◆ **Your task**
Wherever "Ambient" appears in a line, copy that line.

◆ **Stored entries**
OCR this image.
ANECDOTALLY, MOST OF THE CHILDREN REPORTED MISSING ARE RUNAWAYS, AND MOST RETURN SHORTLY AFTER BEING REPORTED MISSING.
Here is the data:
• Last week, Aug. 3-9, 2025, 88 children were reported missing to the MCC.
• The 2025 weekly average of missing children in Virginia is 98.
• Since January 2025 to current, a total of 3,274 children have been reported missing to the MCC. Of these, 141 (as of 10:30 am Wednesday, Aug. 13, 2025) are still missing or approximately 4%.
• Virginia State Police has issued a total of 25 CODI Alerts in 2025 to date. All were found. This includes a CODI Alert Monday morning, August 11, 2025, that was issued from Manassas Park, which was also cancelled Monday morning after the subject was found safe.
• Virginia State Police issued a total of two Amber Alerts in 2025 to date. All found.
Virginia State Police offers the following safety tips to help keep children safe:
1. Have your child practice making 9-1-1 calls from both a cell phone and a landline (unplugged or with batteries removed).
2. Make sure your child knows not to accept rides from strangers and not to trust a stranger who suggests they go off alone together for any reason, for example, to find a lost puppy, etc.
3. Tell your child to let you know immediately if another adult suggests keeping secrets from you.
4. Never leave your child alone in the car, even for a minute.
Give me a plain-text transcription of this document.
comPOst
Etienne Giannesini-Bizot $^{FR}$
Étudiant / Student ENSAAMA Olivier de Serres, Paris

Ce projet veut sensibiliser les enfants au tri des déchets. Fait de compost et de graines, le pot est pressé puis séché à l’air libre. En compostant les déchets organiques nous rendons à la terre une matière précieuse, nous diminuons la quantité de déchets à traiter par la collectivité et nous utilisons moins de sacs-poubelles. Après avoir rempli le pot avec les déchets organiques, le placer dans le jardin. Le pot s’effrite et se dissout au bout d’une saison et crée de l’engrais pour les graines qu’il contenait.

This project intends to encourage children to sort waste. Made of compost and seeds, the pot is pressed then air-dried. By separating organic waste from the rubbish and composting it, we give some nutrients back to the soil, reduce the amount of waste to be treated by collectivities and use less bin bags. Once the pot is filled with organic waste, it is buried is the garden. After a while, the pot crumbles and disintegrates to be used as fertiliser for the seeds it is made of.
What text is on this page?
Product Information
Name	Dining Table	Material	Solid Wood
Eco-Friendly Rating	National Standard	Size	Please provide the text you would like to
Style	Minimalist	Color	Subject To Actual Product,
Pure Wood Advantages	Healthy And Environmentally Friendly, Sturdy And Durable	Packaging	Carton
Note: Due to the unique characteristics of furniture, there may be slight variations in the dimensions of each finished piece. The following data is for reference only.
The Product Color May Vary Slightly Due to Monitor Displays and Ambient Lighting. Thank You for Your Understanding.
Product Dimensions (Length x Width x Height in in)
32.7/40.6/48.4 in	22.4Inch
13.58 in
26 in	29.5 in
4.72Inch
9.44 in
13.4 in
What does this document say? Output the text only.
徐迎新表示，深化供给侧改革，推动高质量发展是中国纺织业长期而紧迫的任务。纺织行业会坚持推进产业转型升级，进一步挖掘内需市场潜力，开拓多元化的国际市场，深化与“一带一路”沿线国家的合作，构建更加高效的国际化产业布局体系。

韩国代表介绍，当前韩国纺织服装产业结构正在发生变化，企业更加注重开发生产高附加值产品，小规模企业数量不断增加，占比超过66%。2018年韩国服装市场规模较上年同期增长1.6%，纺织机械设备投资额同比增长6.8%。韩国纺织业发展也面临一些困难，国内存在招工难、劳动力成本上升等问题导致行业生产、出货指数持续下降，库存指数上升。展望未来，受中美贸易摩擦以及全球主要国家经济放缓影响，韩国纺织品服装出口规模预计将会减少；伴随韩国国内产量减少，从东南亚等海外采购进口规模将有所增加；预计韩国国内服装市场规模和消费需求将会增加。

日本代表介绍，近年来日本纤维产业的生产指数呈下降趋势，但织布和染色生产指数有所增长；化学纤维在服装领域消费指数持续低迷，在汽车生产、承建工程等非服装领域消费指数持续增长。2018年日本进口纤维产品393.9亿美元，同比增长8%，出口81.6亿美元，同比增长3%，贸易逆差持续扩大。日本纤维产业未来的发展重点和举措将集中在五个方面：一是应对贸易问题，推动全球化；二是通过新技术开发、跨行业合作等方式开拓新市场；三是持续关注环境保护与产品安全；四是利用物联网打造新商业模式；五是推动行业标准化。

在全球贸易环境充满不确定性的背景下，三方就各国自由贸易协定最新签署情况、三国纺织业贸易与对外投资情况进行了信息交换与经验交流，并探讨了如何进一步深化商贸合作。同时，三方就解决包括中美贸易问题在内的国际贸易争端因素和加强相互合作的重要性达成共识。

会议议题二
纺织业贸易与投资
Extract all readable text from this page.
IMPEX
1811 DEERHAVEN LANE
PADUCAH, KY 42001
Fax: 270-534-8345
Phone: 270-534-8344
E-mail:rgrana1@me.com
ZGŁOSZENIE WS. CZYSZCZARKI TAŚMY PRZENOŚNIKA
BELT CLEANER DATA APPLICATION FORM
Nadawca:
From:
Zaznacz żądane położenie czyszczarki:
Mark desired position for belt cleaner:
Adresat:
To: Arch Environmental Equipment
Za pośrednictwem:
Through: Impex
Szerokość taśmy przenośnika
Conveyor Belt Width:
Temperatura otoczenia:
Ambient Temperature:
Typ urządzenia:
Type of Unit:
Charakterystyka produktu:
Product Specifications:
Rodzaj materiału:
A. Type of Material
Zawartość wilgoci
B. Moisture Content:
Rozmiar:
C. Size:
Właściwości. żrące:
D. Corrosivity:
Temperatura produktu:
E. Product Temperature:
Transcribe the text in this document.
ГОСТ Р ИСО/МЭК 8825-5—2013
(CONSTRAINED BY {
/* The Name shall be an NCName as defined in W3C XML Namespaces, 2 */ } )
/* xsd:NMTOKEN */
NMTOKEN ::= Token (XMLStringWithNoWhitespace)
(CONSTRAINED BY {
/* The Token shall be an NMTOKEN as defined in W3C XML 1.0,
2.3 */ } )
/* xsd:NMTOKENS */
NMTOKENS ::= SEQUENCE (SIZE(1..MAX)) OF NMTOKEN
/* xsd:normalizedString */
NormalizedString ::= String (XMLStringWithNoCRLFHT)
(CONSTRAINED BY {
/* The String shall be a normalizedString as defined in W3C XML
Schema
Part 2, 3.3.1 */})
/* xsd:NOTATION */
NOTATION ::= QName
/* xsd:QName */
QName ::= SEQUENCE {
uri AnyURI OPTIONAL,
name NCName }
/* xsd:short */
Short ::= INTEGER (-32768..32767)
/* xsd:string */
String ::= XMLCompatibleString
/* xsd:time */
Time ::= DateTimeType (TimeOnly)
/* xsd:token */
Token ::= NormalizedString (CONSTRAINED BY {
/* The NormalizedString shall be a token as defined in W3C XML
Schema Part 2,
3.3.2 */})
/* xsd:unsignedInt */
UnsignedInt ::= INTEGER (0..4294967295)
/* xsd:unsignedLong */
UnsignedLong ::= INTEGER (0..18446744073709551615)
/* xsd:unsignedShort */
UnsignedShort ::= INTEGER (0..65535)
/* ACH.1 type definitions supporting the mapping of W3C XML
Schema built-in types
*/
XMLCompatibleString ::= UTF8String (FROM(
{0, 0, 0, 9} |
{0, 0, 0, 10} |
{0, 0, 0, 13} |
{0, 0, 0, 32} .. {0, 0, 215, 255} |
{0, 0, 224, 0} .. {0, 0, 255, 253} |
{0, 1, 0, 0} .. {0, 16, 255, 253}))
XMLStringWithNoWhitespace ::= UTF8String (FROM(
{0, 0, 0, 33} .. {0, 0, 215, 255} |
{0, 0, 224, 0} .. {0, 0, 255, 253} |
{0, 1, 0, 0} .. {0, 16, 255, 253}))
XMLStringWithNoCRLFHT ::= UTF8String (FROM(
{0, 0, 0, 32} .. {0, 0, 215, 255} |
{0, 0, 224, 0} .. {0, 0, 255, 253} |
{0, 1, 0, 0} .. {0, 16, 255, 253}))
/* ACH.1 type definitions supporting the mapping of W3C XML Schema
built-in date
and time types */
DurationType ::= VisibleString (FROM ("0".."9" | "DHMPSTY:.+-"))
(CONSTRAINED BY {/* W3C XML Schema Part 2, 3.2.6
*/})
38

◆ **Solution**
The Product Color May Vary Slightly Due to Monitor Displays and Ambient Lighting. Thank You for Your Understanding.
Ambient Temperature:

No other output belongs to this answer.